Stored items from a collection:
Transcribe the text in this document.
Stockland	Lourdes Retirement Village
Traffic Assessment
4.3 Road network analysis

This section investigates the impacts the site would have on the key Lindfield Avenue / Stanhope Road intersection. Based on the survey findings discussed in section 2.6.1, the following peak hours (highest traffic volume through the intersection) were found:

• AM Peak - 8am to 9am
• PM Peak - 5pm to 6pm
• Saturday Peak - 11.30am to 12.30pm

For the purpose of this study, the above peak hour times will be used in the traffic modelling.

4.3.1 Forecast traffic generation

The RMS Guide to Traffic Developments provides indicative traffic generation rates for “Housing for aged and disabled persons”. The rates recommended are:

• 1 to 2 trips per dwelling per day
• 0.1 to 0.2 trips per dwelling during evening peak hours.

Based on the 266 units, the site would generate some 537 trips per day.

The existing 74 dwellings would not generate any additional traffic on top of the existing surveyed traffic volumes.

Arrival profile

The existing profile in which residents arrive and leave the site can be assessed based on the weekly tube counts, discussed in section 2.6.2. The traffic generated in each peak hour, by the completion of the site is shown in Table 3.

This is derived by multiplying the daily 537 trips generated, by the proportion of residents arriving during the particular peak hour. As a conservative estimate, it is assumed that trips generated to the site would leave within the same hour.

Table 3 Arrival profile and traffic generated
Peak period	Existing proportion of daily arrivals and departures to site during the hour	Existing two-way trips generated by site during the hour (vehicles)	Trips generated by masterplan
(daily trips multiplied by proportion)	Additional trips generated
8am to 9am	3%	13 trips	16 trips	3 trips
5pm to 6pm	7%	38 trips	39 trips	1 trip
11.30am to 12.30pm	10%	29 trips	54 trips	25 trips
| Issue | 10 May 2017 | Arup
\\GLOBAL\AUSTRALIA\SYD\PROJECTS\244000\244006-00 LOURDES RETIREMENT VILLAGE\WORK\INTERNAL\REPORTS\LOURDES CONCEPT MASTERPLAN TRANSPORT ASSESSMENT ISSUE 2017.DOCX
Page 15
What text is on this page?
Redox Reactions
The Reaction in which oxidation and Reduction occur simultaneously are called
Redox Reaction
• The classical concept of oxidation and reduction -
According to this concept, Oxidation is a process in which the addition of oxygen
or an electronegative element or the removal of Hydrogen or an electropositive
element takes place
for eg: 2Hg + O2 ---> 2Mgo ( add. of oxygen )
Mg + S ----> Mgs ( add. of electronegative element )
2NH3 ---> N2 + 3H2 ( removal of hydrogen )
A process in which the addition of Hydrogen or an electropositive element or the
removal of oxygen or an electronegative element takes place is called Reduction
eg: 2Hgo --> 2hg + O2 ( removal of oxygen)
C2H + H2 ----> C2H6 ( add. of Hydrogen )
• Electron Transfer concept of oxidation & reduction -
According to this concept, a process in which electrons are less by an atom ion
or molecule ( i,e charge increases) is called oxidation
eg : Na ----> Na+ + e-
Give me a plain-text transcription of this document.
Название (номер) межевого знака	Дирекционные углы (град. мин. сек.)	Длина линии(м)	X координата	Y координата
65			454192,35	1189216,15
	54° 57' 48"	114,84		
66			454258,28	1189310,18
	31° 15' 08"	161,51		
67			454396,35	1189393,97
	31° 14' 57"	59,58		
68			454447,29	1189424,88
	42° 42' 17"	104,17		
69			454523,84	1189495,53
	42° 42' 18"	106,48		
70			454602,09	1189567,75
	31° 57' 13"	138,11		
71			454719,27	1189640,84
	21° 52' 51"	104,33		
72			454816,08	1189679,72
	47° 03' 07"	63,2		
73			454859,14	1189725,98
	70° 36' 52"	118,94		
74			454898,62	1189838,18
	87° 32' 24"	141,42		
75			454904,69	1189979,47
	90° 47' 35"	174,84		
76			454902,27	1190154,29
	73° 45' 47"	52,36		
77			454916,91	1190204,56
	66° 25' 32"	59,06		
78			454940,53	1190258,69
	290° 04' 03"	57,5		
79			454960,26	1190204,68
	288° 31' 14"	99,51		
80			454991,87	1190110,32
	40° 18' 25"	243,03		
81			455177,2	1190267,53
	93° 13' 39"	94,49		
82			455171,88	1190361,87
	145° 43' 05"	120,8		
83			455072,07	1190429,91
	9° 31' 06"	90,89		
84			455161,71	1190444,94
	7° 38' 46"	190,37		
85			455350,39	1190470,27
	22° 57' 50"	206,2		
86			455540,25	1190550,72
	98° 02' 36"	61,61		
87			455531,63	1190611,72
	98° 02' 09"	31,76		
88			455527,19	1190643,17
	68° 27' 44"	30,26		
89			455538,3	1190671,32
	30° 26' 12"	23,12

=== Short exercise ===
Review the preceding data and report every line that includes the string "generation".

=== Written response ===
4.3.1 Forecast traffic generation
The RMS Guide to Traffic Developments provides indicative traffic generation rates for “Housing for aged and disabled persons”. The rates recommended are:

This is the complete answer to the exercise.